*** BAGIAN TEKS
Mubadalah.id – Poligami dalam Islam merupakan pengecualian yang sangat terpaksa sebagai pintu darurat (exit door), hanya dilakukan saat terjadi musibah perkawinan yang tidak dapat diselesaikan dengan cara lain. Itu pun dilakukan dengan syarat harus menjunjung tinggi prinsip-prinsip keadilan dan aspek kemaslahatan bagi kedua belah pihak dan keluarganya.
Para ulama sepakat bahwa pernikahan monogami merupakan pernikahan yang sangat ideal. Menurut Muhammad Abduh, seseorang boleh berpoligami kalau dia mampu berbuat adil kepada istrinya, jika tidak bisa, tidak boleh ia lakukan.
Akan tetapi, pendapat tersebut mendapat penolakan secara ekstrem oleh sebagian ulama yang antipoligami, antara lain Mahmoud Mohamed Taha, yang menyatakan bahwa prinsip murni dalam Islam adalah pernikahan antara satu laki-laki dengan satu perempuan, tanpa perceraian.
******
INSTRUKSI TUGAS:
1/ Ubah rentang daftar dari baris yang memuat "UI element localization: list" sampai baris yang memuat "356, 715, 380]" menjadi tabel Markdown berkolom No dan Baris, berisi nomor urut dan isi setiap baris tanpa baris kosong.
2/ Teruskan tulisan tentang poligami dalam Islam mulai setelah kalimat terakhirnya.
Teks dan daftar ini tidak saling berkaitan.
*** DAFTAR ENTRI
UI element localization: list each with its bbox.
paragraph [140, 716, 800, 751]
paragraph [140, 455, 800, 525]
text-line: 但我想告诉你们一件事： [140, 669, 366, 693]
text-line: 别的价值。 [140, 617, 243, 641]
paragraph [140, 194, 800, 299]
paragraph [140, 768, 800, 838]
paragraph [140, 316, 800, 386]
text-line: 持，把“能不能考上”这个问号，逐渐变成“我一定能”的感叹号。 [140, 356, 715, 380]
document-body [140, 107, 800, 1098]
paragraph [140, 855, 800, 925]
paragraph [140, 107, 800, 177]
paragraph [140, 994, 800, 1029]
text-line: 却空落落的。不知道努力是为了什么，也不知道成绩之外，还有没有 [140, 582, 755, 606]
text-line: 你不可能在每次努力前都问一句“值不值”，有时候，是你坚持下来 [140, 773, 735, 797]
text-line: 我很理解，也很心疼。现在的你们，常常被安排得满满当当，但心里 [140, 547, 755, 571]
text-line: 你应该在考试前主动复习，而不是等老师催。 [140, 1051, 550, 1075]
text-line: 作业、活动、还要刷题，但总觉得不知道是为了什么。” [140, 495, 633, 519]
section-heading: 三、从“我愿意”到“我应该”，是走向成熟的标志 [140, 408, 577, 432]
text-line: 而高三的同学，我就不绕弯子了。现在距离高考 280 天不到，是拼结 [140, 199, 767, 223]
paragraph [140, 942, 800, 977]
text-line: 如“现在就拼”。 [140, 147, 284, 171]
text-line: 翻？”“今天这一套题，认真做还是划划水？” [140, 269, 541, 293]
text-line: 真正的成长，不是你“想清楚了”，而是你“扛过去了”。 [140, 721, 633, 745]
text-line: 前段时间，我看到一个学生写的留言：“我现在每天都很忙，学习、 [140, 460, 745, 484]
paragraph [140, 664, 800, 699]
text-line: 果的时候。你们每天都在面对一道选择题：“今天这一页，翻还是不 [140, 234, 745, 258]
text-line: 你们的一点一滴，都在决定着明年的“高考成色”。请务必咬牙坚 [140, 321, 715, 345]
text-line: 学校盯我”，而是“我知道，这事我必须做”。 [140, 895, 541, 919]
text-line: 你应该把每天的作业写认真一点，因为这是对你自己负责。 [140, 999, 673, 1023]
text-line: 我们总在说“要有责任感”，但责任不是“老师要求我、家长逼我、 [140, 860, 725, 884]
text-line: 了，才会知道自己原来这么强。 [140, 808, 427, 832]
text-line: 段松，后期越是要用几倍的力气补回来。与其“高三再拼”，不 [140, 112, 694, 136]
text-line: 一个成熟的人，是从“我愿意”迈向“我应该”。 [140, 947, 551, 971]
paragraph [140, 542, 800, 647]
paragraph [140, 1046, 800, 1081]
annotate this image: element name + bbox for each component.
******
*** DAFTAR ENTRI
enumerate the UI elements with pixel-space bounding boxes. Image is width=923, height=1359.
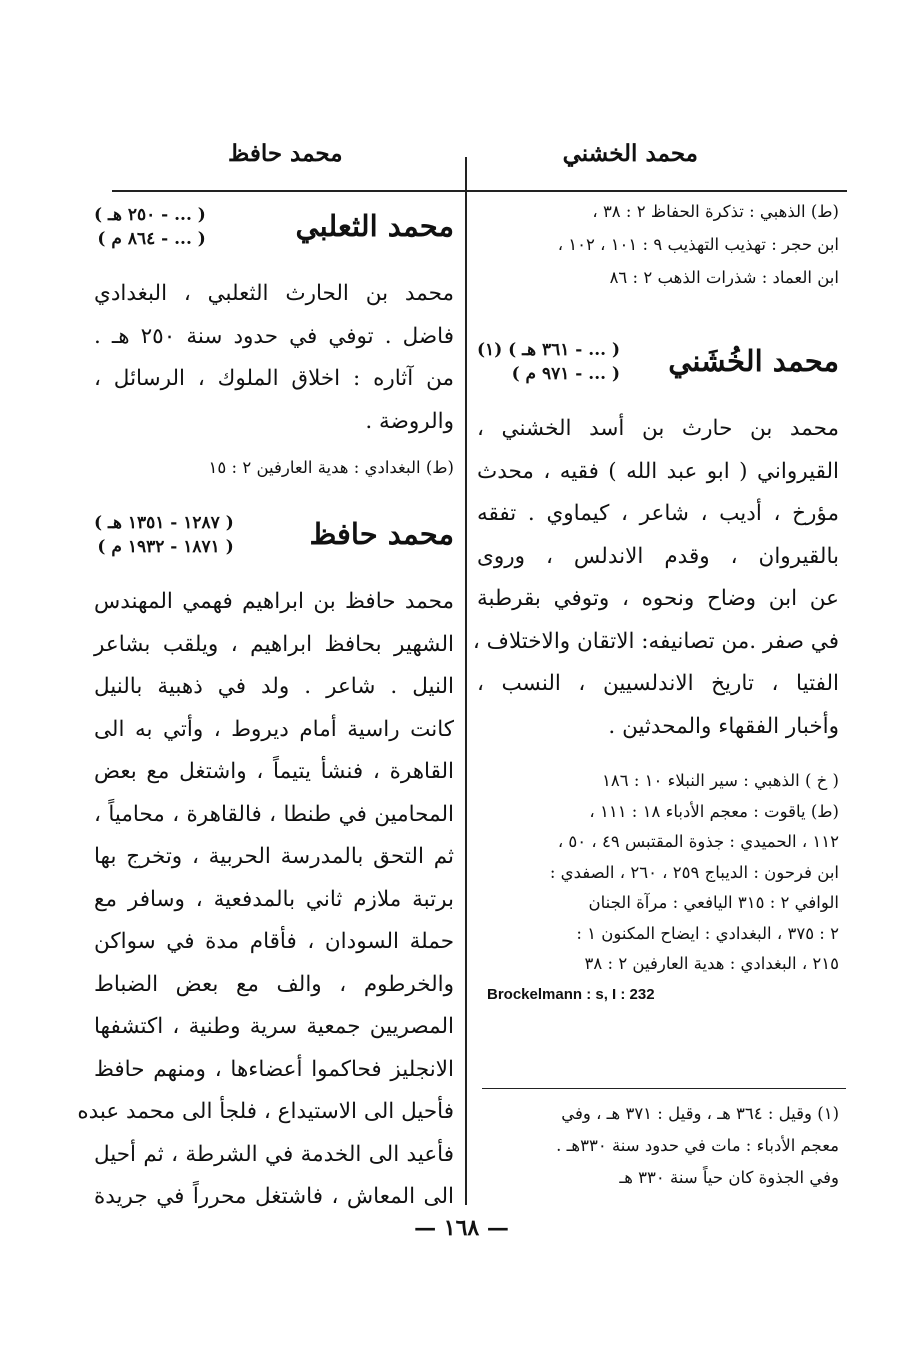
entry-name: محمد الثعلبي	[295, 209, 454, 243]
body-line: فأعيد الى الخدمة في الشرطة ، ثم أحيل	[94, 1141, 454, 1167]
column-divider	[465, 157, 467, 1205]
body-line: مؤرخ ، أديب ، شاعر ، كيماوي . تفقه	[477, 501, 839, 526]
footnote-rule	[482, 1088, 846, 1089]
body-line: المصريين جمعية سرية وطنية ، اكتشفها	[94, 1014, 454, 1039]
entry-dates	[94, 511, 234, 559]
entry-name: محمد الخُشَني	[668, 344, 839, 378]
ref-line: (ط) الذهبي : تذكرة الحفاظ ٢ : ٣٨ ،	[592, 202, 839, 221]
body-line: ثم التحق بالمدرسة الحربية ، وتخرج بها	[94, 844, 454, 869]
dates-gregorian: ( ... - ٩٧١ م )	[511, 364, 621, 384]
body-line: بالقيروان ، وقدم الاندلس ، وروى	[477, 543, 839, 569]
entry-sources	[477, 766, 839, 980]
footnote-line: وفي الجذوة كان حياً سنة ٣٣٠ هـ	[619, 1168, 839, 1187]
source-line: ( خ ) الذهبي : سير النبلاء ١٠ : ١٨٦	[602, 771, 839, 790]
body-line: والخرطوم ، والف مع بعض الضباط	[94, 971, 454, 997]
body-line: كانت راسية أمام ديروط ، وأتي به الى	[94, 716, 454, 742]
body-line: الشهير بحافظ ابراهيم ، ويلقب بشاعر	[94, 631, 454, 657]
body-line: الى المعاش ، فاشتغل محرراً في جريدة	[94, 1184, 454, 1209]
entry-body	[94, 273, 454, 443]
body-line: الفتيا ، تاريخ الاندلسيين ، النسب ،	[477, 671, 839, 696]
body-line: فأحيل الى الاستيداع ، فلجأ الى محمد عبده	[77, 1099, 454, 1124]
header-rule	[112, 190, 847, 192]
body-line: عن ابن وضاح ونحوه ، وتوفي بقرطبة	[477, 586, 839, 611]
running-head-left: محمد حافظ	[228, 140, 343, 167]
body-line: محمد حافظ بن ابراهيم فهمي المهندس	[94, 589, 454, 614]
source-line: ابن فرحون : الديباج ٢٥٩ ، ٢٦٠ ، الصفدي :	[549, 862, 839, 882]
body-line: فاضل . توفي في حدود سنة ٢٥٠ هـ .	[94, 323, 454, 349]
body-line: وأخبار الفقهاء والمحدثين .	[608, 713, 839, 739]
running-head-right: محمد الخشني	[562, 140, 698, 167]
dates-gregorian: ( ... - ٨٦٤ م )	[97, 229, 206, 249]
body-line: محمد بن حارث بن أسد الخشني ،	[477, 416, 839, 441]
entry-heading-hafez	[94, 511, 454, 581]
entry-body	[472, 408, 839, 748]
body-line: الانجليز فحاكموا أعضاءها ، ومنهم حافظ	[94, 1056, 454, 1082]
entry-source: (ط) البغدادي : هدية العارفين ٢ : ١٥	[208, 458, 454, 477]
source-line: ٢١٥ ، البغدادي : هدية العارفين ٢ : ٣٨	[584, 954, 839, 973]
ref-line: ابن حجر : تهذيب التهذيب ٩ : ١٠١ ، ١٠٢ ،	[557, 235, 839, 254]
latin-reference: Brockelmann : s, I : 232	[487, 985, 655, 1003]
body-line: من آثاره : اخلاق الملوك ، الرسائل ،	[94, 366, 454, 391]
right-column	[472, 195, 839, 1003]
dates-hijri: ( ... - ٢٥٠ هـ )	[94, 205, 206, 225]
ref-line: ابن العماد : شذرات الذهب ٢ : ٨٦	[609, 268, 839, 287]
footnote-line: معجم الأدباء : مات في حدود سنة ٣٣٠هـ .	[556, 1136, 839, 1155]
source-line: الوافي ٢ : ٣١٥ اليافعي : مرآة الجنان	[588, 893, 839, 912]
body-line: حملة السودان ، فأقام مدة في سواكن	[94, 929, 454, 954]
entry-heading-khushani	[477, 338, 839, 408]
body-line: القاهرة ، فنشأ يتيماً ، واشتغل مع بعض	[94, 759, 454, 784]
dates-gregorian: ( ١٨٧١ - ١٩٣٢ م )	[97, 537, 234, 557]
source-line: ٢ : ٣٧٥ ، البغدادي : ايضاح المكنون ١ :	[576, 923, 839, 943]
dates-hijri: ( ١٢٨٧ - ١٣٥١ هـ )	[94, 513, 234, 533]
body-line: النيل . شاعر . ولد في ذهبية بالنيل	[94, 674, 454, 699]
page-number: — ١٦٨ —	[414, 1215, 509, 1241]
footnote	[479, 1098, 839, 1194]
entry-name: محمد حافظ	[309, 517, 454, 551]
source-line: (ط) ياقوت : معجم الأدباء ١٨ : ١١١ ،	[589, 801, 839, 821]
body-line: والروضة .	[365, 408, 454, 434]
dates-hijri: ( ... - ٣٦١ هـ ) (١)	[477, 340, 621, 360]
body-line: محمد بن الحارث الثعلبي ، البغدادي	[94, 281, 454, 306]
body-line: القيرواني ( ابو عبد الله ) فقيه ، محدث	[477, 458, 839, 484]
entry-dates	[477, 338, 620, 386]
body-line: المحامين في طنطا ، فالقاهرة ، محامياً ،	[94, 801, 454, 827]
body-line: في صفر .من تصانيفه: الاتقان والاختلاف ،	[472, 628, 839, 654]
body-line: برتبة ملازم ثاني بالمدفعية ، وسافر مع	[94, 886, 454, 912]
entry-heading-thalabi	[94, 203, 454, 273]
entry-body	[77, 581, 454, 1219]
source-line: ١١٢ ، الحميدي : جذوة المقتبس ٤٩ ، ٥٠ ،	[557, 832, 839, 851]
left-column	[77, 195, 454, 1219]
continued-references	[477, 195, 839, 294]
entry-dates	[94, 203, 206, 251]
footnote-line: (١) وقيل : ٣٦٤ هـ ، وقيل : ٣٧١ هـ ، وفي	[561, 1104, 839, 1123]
******
*** DAFTAR ENTRI
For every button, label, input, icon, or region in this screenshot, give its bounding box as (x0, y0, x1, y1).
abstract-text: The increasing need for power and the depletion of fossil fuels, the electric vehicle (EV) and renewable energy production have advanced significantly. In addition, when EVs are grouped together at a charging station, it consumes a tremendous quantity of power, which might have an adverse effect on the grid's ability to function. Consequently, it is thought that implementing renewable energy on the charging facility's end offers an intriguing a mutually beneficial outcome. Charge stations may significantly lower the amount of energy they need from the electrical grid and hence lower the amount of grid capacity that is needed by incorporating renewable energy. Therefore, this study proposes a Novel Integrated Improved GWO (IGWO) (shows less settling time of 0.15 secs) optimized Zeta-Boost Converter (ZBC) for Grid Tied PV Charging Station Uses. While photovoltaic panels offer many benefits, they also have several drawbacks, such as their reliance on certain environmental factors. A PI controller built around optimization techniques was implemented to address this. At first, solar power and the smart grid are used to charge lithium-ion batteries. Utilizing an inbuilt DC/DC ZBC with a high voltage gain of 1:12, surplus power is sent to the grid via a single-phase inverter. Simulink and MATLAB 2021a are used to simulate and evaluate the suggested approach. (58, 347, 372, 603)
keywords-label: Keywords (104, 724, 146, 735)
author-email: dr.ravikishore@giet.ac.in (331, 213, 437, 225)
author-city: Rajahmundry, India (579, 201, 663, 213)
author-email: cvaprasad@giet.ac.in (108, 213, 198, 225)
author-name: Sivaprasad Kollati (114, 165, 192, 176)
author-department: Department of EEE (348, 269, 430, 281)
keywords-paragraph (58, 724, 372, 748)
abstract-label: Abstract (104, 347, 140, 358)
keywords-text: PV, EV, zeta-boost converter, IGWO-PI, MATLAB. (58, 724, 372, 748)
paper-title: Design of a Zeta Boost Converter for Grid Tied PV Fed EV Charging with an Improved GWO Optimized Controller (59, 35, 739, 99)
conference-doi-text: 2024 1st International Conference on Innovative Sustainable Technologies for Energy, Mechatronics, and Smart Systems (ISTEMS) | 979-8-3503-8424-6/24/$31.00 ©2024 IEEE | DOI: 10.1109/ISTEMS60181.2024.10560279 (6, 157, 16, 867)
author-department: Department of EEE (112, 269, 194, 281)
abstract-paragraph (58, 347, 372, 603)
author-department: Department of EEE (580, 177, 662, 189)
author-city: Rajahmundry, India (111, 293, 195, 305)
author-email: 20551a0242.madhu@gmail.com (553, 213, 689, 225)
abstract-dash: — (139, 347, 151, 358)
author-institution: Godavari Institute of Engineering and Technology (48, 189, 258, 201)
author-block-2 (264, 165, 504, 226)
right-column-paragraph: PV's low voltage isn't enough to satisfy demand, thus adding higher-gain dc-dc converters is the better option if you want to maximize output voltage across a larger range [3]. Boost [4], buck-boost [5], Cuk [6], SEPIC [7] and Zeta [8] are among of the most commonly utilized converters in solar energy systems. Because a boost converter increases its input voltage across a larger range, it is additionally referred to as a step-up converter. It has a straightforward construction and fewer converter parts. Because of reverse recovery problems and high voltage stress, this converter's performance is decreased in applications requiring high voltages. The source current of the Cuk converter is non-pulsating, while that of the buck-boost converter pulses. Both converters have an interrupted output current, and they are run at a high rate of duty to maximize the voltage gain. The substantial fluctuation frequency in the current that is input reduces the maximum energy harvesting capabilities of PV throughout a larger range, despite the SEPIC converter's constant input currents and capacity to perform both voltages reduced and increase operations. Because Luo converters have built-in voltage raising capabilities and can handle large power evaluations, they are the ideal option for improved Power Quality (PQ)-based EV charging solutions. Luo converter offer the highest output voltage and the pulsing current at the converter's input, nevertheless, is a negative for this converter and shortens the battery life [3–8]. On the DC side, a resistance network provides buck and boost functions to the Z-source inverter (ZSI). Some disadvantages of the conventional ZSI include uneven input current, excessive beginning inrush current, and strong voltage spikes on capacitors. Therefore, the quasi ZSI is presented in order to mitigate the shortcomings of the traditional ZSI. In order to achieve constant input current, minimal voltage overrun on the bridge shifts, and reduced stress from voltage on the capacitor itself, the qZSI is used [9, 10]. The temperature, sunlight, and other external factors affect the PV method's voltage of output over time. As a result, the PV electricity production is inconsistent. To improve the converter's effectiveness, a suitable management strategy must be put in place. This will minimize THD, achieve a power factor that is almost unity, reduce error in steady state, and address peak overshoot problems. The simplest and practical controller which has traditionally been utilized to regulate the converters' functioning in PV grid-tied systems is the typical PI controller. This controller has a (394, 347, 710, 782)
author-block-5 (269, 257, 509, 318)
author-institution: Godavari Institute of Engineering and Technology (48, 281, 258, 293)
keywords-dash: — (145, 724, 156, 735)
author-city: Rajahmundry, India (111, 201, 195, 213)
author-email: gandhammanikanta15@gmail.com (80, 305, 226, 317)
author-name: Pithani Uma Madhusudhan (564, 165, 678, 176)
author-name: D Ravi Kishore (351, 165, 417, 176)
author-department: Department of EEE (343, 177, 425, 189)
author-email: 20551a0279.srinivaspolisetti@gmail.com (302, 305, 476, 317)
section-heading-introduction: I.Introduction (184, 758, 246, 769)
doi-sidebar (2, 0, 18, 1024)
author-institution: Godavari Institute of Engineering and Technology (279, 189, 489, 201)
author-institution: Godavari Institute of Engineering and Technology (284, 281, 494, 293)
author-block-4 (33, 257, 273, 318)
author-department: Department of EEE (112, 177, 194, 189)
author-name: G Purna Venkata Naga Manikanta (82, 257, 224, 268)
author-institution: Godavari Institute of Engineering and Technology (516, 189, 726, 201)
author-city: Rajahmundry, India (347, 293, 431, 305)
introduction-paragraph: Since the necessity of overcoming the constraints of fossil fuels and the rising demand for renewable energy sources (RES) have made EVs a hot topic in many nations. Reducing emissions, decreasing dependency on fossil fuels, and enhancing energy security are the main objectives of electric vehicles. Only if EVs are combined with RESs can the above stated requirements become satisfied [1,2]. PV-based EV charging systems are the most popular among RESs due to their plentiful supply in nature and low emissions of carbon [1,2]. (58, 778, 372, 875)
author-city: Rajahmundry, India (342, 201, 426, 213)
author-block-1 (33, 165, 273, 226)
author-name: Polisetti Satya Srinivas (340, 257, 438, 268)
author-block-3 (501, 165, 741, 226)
******
JAWABAN TUGAS:
1/
| No | Baris |
|---|---|
| 1 | UI element localization: list each with its bbox. |
| 2 | paragraph [140, 716, 800, 751] |
| 3 | paragraph [140, 455, 800, 525] |
| 4 | text-line: 但我想告诉你们一件事： [140, 669, 366, 693] |
| 5 | text-line: 别的价值。 [140, 617, 243, 641] |
| 6 | paragraph [140, 194, 800, 299] |
| 7 | paragraph [140, 768, 800, 838] |
| 8 | paragraph [140, 316, 800, 386] |
| 9 | text-line: 持，把“能不能考上”这个问号，逐渐变成“我一定能”的感叹号。 [140, 356, 715, 380] |

2/
Larangan poligami tersirat dalam yang lain “tetapi jika kamu khawatir tidak akan mampu berlaku adil. Maka nikahilah seorang saja.” (QS an-Nisa’ (4): 3).
Dalam ayat lain menyebutkan, “Dan kamu tidak akan dapat berlaku adil di antara istri-istri-mu), walaupun kamu sangat ingin berbuat demikian.” (QS. an-Nisa’ (4): 120). Terlepas pro dan kontra terhadap poligami, yang jelas fakta membuktikan bahwa pernikahan poligami rentan terhadap konflik dan kekerasan dalam rumah tangga.
Sebab, pada umumnya pihak pertama yang menjadi korban adalah perempuan. Terutama hilangnya kebersamaan dalam membangun rumah tangga demi kebahagiaan anak-anaknya.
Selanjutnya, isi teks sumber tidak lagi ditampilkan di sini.